(Extracted data entries)
────
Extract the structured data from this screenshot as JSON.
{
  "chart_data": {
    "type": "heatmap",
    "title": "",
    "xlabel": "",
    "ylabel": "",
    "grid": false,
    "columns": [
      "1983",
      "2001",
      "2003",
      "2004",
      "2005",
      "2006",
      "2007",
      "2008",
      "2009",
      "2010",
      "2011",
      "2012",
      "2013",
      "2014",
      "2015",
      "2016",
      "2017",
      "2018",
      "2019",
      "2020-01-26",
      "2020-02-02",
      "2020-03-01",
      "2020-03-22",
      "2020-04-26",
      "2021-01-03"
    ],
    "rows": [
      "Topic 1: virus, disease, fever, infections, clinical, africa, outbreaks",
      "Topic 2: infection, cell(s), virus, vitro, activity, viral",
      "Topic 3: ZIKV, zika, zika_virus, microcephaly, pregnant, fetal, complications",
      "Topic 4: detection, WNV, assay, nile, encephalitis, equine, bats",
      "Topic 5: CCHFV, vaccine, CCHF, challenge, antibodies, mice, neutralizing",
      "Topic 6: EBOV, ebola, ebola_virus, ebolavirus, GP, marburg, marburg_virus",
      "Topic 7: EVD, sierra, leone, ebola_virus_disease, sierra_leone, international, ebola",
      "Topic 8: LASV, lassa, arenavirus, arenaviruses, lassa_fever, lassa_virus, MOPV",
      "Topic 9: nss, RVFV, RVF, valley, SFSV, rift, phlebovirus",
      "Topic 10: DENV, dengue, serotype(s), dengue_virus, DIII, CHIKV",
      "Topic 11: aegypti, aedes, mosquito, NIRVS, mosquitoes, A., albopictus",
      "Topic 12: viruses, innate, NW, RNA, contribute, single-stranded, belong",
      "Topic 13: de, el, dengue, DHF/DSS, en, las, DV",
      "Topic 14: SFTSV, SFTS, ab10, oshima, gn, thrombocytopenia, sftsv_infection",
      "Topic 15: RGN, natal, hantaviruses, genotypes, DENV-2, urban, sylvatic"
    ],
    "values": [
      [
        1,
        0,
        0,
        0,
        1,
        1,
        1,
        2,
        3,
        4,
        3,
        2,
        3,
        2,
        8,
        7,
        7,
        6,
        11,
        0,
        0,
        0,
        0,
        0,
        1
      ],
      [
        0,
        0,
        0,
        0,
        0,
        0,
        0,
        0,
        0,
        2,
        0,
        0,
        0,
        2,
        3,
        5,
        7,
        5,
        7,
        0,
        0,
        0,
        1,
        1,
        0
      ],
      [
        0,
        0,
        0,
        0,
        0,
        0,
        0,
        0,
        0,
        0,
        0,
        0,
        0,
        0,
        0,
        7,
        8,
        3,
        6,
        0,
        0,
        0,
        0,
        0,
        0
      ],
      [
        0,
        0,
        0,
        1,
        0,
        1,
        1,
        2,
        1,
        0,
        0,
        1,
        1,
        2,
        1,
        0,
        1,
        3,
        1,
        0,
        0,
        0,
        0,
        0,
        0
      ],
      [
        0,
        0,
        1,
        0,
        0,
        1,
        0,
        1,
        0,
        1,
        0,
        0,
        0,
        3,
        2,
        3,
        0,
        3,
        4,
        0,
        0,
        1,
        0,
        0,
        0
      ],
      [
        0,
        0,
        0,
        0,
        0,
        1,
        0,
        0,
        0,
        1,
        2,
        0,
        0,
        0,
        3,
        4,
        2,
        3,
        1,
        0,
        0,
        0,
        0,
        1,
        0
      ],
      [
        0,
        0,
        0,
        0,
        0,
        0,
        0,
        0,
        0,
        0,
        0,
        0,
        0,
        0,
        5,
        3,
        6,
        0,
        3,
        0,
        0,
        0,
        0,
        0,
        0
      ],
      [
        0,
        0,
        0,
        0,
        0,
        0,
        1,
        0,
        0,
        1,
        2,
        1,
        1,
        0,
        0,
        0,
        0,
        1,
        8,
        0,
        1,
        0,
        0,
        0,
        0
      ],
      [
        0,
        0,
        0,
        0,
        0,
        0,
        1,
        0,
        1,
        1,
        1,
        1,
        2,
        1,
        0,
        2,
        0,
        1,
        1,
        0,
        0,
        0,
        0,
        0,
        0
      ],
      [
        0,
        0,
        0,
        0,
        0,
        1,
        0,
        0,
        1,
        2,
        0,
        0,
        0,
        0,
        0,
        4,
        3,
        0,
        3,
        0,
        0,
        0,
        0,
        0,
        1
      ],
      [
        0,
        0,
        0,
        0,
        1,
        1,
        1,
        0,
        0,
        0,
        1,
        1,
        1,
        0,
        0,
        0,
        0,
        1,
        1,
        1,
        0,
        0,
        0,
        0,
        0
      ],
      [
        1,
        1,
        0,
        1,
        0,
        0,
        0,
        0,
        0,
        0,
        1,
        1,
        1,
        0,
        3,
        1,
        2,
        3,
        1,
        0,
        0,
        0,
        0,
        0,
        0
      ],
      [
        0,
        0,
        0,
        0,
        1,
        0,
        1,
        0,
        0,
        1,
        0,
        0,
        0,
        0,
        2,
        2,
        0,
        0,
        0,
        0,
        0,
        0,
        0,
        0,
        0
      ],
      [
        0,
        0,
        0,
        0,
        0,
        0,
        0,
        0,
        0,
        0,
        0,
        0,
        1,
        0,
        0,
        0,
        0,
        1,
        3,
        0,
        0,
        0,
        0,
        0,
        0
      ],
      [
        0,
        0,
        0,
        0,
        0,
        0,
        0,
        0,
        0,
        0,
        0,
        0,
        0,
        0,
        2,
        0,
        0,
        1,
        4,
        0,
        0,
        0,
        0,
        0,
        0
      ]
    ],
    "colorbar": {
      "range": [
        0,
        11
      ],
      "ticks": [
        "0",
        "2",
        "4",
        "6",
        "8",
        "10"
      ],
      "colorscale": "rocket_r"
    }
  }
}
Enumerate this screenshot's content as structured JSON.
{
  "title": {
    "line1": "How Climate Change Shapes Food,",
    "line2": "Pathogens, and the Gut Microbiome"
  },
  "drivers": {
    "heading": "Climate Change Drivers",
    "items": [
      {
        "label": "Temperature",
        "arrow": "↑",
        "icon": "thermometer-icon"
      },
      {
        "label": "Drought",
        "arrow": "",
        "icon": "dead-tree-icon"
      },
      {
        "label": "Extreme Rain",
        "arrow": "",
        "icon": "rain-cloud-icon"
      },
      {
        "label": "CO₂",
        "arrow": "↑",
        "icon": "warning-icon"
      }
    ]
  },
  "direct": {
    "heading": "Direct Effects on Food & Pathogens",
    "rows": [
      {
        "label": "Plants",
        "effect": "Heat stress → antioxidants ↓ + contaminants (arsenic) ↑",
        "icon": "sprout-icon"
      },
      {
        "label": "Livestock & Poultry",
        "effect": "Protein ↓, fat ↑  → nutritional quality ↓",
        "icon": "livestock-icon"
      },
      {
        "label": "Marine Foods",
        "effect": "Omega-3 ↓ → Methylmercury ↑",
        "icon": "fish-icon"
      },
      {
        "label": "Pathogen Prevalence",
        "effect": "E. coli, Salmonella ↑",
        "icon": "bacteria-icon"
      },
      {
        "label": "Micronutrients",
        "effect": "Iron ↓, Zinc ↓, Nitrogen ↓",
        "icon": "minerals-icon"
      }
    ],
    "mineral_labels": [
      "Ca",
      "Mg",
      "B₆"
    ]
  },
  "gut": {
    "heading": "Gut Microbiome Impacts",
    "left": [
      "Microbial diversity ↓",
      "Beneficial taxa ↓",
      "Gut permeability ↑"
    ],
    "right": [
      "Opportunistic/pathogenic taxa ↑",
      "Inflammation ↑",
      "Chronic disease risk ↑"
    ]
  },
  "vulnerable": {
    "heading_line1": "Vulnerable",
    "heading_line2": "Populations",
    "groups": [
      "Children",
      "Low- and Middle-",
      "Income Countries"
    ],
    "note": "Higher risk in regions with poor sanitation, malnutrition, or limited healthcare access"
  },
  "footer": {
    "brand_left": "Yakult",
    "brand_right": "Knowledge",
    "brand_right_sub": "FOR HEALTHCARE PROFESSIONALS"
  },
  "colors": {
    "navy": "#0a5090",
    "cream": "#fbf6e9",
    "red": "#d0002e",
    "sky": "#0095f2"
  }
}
────
- **Task instructions**:
Answer with one number only, the count of lines in the entries above that hold the string "dengue".

- **Output for this exercise**:
2